Challenge =
Scan the lines below for the word "Might". Copy each line you find it in.

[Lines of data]
* Start *

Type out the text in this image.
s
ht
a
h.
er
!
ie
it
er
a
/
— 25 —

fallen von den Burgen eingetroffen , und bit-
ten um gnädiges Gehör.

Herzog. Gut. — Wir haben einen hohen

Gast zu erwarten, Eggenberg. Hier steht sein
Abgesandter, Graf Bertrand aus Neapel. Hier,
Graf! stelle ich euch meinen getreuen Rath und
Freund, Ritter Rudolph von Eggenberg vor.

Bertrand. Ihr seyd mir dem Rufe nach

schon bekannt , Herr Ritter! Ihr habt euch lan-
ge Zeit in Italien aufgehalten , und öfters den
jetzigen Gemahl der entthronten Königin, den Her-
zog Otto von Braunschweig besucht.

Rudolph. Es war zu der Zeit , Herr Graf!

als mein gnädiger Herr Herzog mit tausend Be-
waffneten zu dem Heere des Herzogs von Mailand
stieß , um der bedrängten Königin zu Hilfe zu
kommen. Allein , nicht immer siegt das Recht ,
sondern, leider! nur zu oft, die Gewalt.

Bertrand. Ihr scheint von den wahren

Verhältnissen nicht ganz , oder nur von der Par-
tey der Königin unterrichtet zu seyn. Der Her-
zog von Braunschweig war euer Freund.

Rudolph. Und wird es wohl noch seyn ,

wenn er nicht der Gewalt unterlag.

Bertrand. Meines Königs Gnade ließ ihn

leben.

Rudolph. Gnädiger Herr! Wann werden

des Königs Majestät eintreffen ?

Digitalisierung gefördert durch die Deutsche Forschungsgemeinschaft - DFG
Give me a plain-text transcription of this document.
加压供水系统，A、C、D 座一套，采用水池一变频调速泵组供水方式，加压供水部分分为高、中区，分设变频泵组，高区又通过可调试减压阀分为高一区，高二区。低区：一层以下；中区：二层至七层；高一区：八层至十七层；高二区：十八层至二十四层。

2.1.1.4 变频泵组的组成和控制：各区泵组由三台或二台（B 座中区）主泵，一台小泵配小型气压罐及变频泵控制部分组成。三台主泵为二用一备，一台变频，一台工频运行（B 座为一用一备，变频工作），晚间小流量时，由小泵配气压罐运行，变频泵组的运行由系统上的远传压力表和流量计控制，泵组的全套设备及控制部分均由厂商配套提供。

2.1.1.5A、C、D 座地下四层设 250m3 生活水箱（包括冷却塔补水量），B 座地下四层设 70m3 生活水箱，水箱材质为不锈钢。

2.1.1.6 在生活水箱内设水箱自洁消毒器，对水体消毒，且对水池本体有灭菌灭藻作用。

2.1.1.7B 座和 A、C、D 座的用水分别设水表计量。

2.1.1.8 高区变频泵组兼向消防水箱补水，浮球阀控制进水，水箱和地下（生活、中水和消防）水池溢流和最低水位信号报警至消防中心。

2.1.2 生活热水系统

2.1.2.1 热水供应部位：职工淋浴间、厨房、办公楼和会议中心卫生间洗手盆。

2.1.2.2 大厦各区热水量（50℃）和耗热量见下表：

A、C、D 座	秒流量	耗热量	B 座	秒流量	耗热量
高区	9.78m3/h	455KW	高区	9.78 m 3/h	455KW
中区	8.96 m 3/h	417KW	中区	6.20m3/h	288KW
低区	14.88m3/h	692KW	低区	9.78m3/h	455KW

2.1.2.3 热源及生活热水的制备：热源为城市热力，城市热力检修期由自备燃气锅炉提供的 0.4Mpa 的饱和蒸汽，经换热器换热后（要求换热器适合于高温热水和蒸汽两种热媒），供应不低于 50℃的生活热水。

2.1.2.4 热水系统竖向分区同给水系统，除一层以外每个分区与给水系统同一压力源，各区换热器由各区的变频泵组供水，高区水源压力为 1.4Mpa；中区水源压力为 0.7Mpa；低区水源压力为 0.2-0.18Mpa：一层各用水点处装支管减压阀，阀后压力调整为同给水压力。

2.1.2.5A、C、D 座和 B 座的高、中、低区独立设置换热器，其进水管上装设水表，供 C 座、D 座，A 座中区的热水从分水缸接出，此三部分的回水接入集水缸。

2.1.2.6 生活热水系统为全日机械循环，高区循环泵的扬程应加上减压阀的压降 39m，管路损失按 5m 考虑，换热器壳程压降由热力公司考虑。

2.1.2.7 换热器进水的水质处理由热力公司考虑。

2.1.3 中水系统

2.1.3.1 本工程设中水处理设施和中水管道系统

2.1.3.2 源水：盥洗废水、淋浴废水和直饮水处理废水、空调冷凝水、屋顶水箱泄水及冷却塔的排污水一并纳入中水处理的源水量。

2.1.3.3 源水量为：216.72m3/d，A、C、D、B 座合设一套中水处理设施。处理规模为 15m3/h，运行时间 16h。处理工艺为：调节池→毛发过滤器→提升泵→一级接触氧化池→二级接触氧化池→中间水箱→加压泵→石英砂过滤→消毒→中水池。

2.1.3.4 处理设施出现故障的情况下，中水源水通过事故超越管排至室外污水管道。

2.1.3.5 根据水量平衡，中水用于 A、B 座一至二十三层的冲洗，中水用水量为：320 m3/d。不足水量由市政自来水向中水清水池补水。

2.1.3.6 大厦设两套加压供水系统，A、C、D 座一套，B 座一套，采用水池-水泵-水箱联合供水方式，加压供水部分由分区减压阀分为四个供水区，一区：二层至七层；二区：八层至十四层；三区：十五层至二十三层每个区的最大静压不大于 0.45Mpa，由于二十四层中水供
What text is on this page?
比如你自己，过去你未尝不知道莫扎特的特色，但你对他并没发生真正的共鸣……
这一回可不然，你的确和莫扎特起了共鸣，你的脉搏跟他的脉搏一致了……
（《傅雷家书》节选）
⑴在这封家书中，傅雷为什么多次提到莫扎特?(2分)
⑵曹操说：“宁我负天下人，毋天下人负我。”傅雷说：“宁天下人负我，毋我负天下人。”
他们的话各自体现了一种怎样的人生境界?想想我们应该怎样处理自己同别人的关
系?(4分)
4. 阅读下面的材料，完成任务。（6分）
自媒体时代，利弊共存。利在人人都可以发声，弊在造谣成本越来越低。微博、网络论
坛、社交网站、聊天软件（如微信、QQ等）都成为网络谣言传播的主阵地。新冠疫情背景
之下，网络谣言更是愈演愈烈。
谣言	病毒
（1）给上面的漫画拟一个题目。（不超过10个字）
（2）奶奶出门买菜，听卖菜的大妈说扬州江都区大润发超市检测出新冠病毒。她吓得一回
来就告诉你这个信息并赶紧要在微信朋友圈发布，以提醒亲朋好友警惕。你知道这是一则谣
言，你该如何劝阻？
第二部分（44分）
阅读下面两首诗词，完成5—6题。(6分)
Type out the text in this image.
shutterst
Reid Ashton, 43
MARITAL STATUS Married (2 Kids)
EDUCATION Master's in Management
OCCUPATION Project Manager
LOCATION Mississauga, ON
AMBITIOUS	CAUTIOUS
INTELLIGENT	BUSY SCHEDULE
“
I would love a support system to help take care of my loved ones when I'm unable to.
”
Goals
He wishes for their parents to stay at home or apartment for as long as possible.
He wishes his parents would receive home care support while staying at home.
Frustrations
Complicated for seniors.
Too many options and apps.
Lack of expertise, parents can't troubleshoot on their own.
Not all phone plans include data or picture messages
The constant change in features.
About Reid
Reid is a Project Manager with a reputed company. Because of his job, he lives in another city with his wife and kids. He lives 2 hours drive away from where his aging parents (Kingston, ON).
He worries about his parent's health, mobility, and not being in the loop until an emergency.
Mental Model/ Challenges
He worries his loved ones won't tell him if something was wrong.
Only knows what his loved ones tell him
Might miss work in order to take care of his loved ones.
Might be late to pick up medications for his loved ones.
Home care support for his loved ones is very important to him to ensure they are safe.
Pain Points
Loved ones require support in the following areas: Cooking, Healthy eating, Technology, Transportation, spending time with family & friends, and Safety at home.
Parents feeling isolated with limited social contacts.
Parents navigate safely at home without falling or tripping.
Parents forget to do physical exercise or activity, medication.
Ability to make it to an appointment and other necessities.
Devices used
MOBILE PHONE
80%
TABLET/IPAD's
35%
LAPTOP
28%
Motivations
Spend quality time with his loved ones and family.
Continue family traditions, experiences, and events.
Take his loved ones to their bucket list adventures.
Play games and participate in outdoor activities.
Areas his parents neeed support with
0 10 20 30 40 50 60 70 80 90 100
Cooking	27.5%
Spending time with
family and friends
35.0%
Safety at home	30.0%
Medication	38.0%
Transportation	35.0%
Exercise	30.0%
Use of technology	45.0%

* End *

Response to this exercise =
Might miss work in order to take care of his loved ones.
Might be late to pick up medications for his loved ones.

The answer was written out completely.